**Your instructions**
Restate the data below word for word. Skip any images it contains.

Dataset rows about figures
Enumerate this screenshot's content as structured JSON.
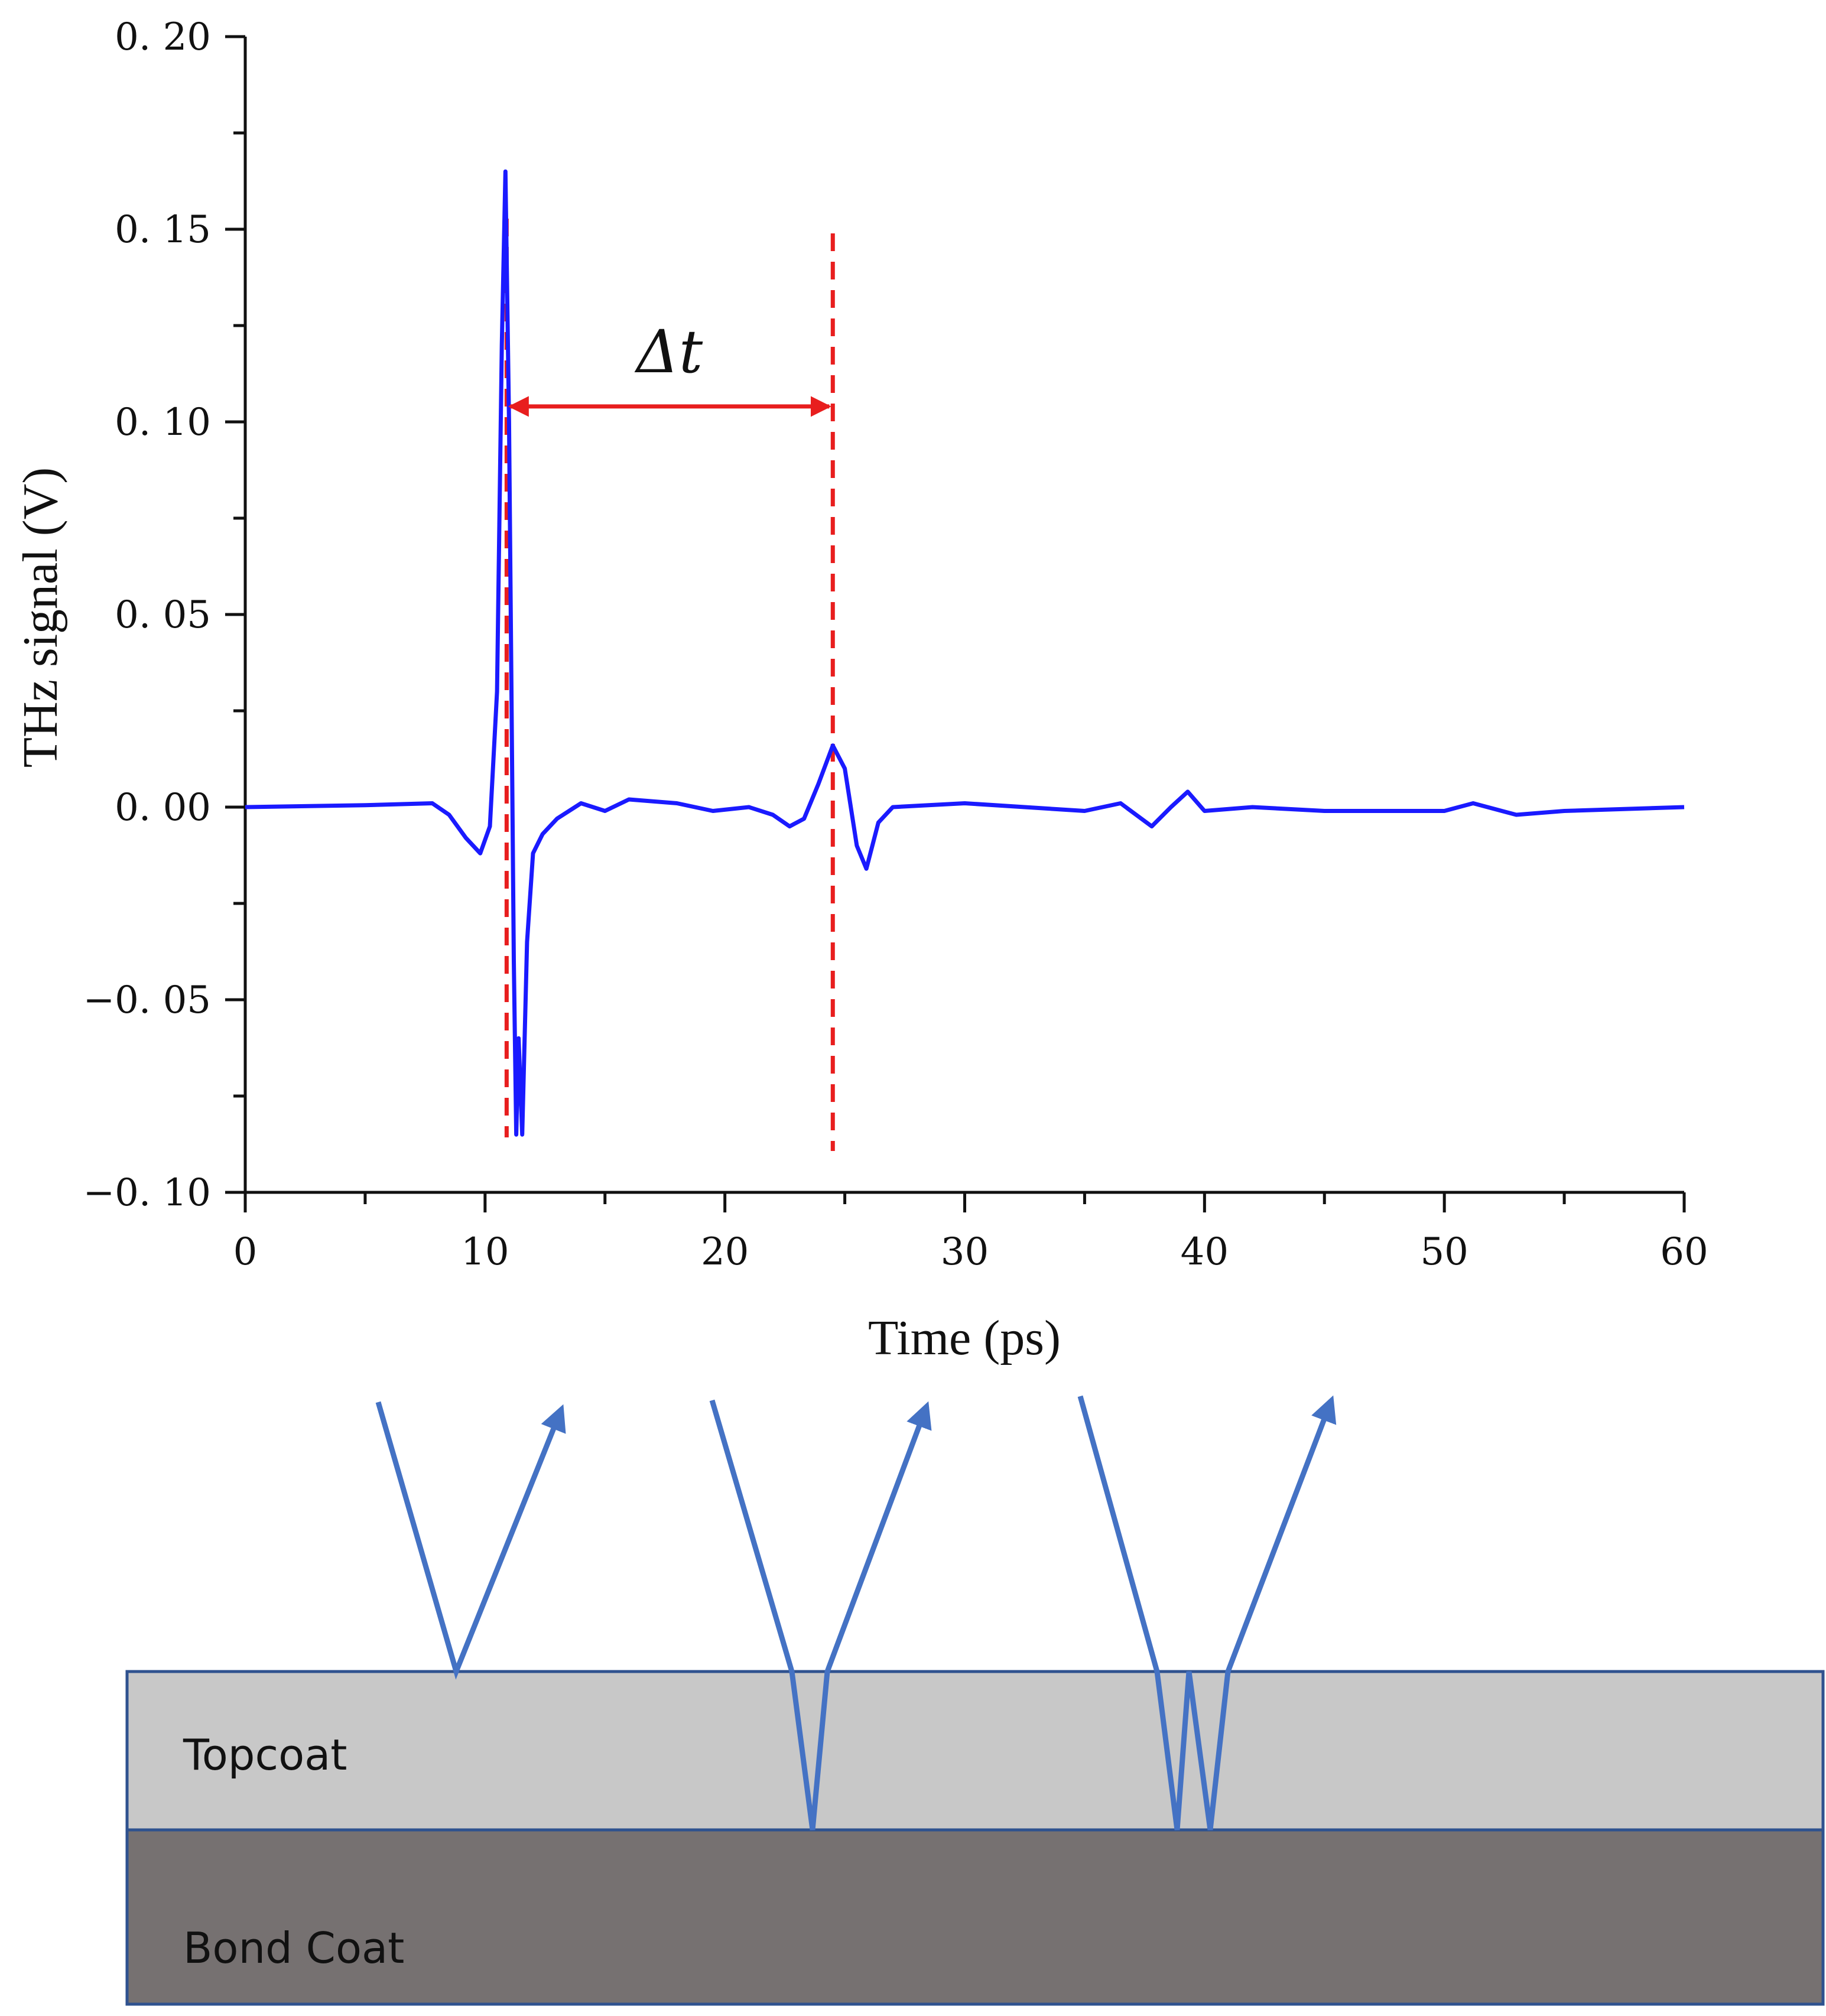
{
  "chart_data": {
    "type": "line",
    "title": "",
    "xlabel": "Time (ps)",
    "ylabel": "THz signal (V)",
    "xlim": [
      0,
      60
    ],
    "ylim": [
      -0.1,
      0.2
    ],
    "x_ticks": [
      "0",
      "10",
      "20",
      "30",
      "40",
      "50",
      "60"
    ],
    "y_ticks": [
      "−0. 10",
      "−0. 05",
      "0. 00",
      "0. 05",
      "0. 10",
      "0. 15",
      "0. 20"
    ],
    "grid": false,
    "series": [
      {
        "name": "THz signal",
        "color": "#1a1aff",
        "x": [
          0,
          5,
          7.8,
          8.5,
          9.2,
          9.8,
          10.2,
          10.5,
          10.7,
          10.85,
          11.0,
          11.1,
          11.2,
          11.3,
          11.4,
          11.55,
          11.75,
          12.0,
          12.4,
          13.0,
          14,
          15,
          16,
          18,
          19.5,
          21,
          22,
          22.7,
          23.3,
          23.9,
          24.5,
          25.0,
          25.5,
          25.9,
          26.4,
          27,
          30,
          35,
          36.5,
          37.8,
          38.6,
          39.3,
          40,
          42,
          45,
          50,
          51.2,
          53,
          55,
          60
        ],
        "values": [
          0,
          0.0005,
          0.001,
          -0.002,
          -0.008,
          -0.012,
          -0.005,
          0.03,
          0.12,
          0.165,
          0.1,
          0.03,
          -0.04,
          -0.085,
          -0.06,
          -0.085,
          -0.035,
          -0.012,
          -0.007,
          -0.003,
          0.001,
          -0.001,
          0.002,
          0.001,
          -0.001,
          0,
          -0.002,
          -0.005,
          -0.003,
          0.006,
          0.016,
          0.01,
          -0.01,
          -0.016,
          -0.004,
          0,
          0.001,
          -0.001,
          0.001,
          -0.005,
          0,
          0.004,
          -0.001,
          0,
          -0.001,
          -0.001,
          0.001,
          -0.002,
          -0.001,
          0
        ]
      }
    ],
    "markers": {
      "first_peak_x": 10.9,
      "second_peak_x": 24.5,
      "arrow_y": 0.104,
      "marker_color": "#e81e1e"
    },
    "annotation": "Δt"
  },
  "diagram": {
    "layers": [
      {
        "label": "Topcoat",
        "color": "#c8c8c8"
      },
      {
        "label": "Bond Coat",
        "color": "#767171"
      }
    ],
    "border_color": "#2f528f",
    "ray_color": "#4472c4"
  }
}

**Finished answer**
Enumerate this screenshot's content as structured JSON.
{
  "chart_data": {
    "type": "line",
    "title": "",
    "xlabel": "Time (ps)",
    "ylabel": "THz signal (V)",
    "xlim": [
      0,
      60
    ],
    "ylim": [
      -0.1,
      0.2
    ],
    "x_ticks": [
      "0",
      "10",
      "20",
      "30",
      "40",
      "50",
      "60"
    ],
    "y_ticks": [
      "−0. 10",
      "−0. 05",
      "0. 00",
      "0. 05",
      "0. 10",
      "0. 15",
      "0. 20"
    ],
    "grid": false,
    "series": [
      {
        "name": "THz signal",
        "color": "#1a1aff",
        "x": [
          0,
          5,
          7.8,
          8.5,
          9.2,
          9.8,
          10.2,
          10.5,
          10.7,
          10.85,
          11.0,
          11.1,
          11.2,
          11.3,
          11.4,
          11.55,
          11.75,
          12.0,
          12.4,
          13.0,
          14,
          15,
          16,
          18,
          19.5,
          21,
          22,
          22.7,
          23.3,
          23.9,
          24.5,
          25.0,
          25.5,
          25.9,
          26.4,
          27,
          30,
          35,
          36.5,
          37.8,
          38.6,
          39.3,
          40,
          42,
          45,
          50,
          51.2,
          53,
          55,
          60
        ],
        "values": [
          0,
          0.0005,
          0.001,
          -0.002,
          -0.008,
          -0.012,
          -0.005,
          0.03,
          0.12,
          0.165,
          0.1,
          0.03,
          -0.04,
          -0.085,
          -0.06,
          -0.085,
          -0.035,
          -0.012,
          -0.007,
          -0.003,
          0.001,
          -0.001,
          0.002,
          0.001,
          -0.001,
          0,
          -0.002,
          -0.005,
          -0.003,
          0.006,
          0.016,
          0.01,
          -0.01,
          -0.016,
          -0.004,
          0,
          0.001,
          -0.001,
          0.001,
          -0.005,
          0,
          0.004,
          -0.001,
          0,
          -0.001,
          -0.001,
          0.001,
          -0.002,
          -0.001,
          0
        ]
      }
    ],
    "markers": {
      "first_peak_x": 10.9,
      "second_peak_x": 24.5,
      "arrow_y": 0.104,
      "marker_color": "#e81e1e"
    },
    "annotation": "Δt"
  },
  "diagram": {
    "layers": [
      {
        "label": "Topcoat",
        "color": "#c8c8c8"
      },
      {
        "label": "Bond Coat",
        "color": "#767171"
      }
    ],
    "border_color": "#2f528f",
    "ray_color": "#4472c4"
  }
}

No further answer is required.